Description of the task: Skip all pictures, then print the remaining material exactly.

** START OF Supplied data **

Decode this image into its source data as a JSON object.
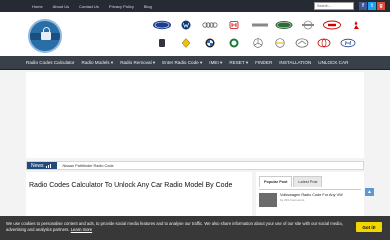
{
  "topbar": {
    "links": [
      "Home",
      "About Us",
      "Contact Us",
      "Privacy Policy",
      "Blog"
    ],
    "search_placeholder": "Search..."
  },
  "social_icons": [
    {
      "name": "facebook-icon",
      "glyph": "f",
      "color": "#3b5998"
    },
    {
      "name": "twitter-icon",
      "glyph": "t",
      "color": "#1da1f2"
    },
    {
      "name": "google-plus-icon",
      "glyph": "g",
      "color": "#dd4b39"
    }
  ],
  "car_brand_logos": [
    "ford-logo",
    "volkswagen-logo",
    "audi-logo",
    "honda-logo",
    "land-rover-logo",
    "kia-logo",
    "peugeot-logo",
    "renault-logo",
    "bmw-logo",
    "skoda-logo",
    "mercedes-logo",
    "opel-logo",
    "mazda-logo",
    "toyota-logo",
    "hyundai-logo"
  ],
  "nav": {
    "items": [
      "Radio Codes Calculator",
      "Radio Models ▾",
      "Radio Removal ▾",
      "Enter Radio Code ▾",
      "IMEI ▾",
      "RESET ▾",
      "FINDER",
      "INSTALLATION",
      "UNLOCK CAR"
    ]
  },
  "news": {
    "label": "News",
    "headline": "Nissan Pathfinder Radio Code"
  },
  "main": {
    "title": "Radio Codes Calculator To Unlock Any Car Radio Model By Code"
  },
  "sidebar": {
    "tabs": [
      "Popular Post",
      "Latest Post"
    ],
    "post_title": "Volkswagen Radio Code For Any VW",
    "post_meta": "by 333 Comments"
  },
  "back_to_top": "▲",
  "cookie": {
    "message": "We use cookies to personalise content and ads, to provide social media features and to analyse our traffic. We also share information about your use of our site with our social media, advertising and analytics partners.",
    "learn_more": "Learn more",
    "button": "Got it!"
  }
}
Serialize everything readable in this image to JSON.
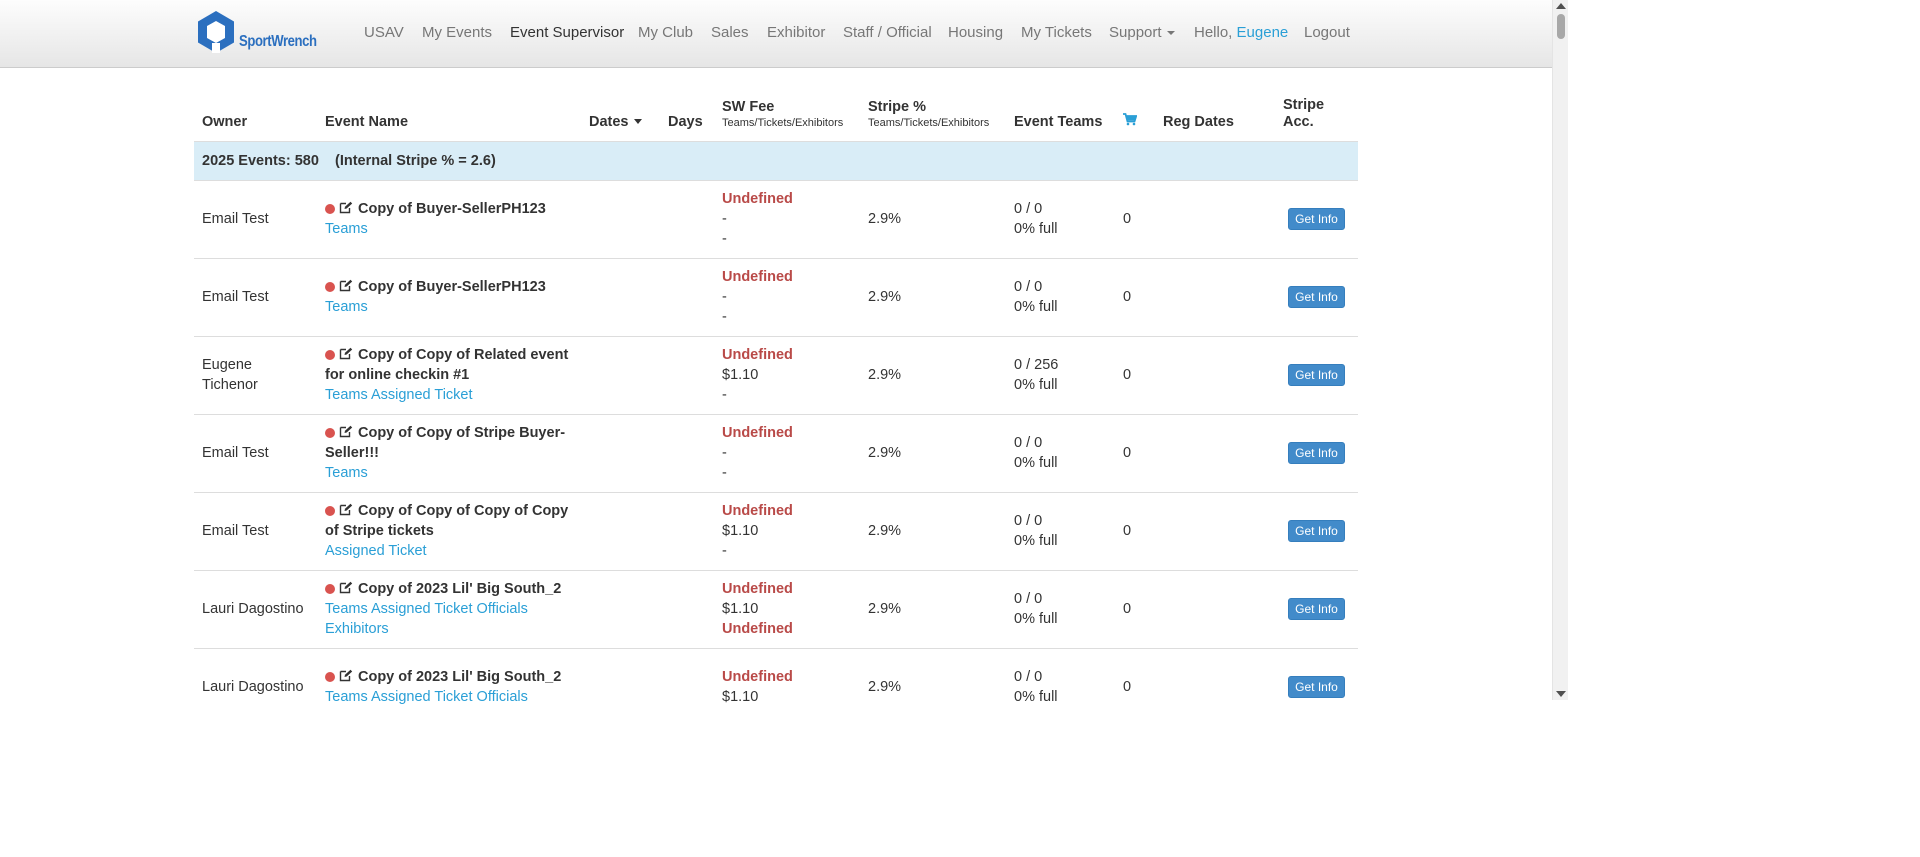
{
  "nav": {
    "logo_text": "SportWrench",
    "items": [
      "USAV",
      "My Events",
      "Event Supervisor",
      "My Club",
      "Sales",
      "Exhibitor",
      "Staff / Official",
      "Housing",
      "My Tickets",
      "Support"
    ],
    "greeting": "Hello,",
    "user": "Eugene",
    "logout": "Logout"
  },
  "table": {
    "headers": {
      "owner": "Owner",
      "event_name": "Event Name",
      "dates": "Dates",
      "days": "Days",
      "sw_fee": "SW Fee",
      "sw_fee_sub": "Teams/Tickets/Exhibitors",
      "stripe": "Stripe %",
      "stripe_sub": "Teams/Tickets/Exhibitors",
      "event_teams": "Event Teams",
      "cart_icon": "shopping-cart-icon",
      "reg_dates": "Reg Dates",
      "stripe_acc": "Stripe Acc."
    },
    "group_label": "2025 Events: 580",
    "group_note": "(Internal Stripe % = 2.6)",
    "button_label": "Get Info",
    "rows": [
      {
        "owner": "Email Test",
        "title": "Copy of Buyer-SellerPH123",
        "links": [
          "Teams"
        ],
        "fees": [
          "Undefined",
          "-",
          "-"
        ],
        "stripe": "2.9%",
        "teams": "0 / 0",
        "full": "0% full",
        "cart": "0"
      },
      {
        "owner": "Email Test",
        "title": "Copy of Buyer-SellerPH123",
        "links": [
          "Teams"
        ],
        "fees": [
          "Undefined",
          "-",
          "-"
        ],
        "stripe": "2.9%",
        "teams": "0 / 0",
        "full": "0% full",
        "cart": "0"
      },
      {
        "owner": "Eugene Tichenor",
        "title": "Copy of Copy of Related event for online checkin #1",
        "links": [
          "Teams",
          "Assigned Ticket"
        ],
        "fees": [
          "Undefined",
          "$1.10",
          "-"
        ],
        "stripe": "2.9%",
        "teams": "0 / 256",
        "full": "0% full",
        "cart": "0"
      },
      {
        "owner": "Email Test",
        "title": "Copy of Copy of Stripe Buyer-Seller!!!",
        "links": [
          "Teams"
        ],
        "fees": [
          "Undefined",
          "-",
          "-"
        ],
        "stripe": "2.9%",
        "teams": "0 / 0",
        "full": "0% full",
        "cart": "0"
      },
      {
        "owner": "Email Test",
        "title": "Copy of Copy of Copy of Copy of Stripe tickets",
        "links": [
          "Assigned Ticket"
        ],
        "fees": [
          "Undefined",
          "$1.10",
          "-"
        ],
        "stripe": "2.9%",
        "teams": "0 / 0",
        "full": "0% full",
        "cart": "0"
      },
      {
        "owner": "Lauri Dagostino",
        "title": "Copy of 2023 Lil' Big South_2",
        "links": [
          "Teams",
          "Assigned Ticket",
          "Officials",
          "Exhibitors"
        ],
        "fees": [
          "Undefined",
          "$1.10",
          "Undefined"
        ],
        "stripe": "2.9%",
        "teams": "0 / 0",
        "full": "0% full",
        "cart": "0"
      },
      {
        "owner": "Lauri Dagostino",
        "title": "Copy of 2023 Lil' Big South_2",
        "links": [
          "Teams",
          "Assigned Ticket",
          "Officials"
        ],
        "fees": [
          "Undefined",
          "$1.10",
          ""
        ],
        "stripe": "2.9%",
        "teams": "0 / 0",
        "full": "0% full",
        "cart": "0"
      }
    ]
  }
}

** END OF Supplied data **

Answer for the task:
Decode this image into its source data as a JSON object.
{
  "topbar": {
    "links": [
      "Home",
      "About Us",
      "Contact Us",
      "Privacy Policy",
      "Blog"
    ],
    "search_placeholder": "Search..."
  },
  "social_icons": [
    {
      "name": "facebook-icon",
      "glyph": "f",
      "color": "#3b5998"
    },
    {
      "name": "twitter-icon",
      "glyph": "t",
      "color": "#1da1f2"
    },
    {
      "name": "google-plus-icon",
      "glyph": "g",
      "color": "#dd4b39"
    }
  ],
  "car_brand_logos": [
    "ford-logo",
    "volkswagen-logo",
    "audi-logo",
    "honda-logo",
    "land-rover-logo",
    "kia-logo",
    "peugeot-logo",
    "renault-logo",
    "bmw-logo",
    "skoda-logo",
    "mercedes-logo",
    "opel-logo",
    "mazda-logo",
    "toyota-logo",
    "hyundai-logo"
  ],
  "nav": {
    "items": [
      "Radio Codes Calculator",
      "Radio Models ▾",
      "Radio Removal ▾",
      "Enter Radio Code ▾",
      "IMEI ▾",
      "RESET ▾",
      "FINDER",
      "INSTALLATION",
      "UNLOCK CAR"
    ]
  },
  "news": {
    "label": "News",
    "headline": "Nissan Pathfinder Radio Code"
  },
  "main": {
    "title": "Radio Codes Calculator To Unlock Any Car Radio Model By Code"
  },
  "sidebar": {
    "tabs": [
      "Popular Post",
      "Latest Post"
    ],
    "post_title": "Volkswagen Radio Code For Any VW",
    "post_meta": "by 333 Comments"
  },
  "back_to_top": "▲",
  "cookie": {
    "message": "We use cookies to personalise content and ads, to provide social media features and to analyse our traffic. We also share information about your use of our site with our social media, advertising and analytics partners.",
    "learn_more": "Learn more",
    "button": "Got it!"
  }
}
Serialize everything readable in this image to JSON.
{
  "nav": {
    "logo_text": "SportWrench",
    "items": [
      "USAV",
      "My Events",
      "Event Supervisor",
      "My Club",
      "Sales",
      "Exhibitor",
      "Staff / Official",
      "Housing",
      "My Tickets",
      "Support"
    ],
    "greeting": "Hello,",
    "user": "Eugene",
    "logout": "Logout"
  },
  "table": {
    "headers": {
      "owner": "Owner",
      "event_name": "Event Name",
      "dates": "Dates",
      "days": "Days",
      "sw_fee": "SW Fee",
      "sw_fee_sub": "Teams/Tickets/Exhibitors",
      "stripe": "Stripe %",
      "stripe_sub": "Teams/Tickets/Exhibitors",
      "event_teams": "Event Teams",
      "cart_icon": "shopping-cart-icon",
      "reg_dates": "Reg Dates",
      "stripe_acc": "Stripe Acc."
    },
    "group_label": "2025 Events: 580",
    "group_note": "(Internal Stripe % = 2.6)",
    "button_label": "Get Info",
    "rows": [
      {
        "owner": "Email Test",
        "title": "Copy of Buyer-SellerPH123",
        "links": [
          "Teams"
        ],
        "fees": [
          "Undefined",
          "-",
          "-"
        ],
        "stripe": "2.9%",
        "teams": "0 / 0",
        "full": "0% full",
        "cart": "0"
      },
      {
        "owner": "Email Test",
        "title": "Copy of Buyer-SellerPH123",
        "links": [
          "Teams"
        ],
        "fees": [
          "Undefined",
          "-",
          "-"
        ],
        "stripe": "2.9%",
        "teams": "0 / 0",
        "full": "0% full",
        "cart": "0"
      },
      {
        "owner": "Eugene Tichenor",
        "title": "Copy of Copy of Related event for online checkin #1",
        "links": [
          "Teams",
          "Assigned Ticket"
        ],
        "fees": [
          "Undefined",
          "$1.10",
          "-"
        ],
        "stripe": "2.9%",
        "teams": "0 / 256",
        "full": "0% full",
        "cart": "0"
      },
      {
        "owner": "Email Test",
        "title": "Copy of Copy of Stripe Buyer-Seller!!!",
        "links": [
          "Teams"
        ],
        "fees": [
          "Undefined",
          "-",
          "-"
        ],
        "stripe": "2.9%",
        "teams": "0 / 0",
        "full": "0% full",
        "cart": "0"
      },
      {
        "owner": "Email Test",
        "title": "Copy of Copy of Copy of Copy of Stripe tickets",
        "links": [
          "Assigned Ticket"
        ],
        "fees": [
          "Undefined",
          "$1.10",
          "-"
        ],
        "stripe": "2.9%",
        "teams": "0 / 0",
        "full": "0% full",
        "cart": "0"
      },
      {
        "owner": "Lauri Dagostino",
        "title": "Copy of 2023 Lil' Big South_2",
        "links": [
          "Teams",
          "Assigned Ticket",
          "Officials",
          "Exhibitors"
        ],
        "fees": [
          "Undefined",
          "$1.10",
          "Undefined"
        ],
        "stripe": "2.9%",
        "teams": "0 / 0",
        "full": "0% full",
        "cart": "0"
      },
      {
        "owner": "Lauri Dagostino",
        "title": "Copy of 2023 Lil' Big South_2",
        "links": [
          "Teams",
          "Assigned Ticket",
          "Officials"
        ],
        "fees": [
          "Undefined",
          "$1.10",
          ""
        ],
        "stripe": "2.9%",
        "teams": "0 / 0",
        "full": "0% full",
        "cart": "0"
      }
    ]
  }
}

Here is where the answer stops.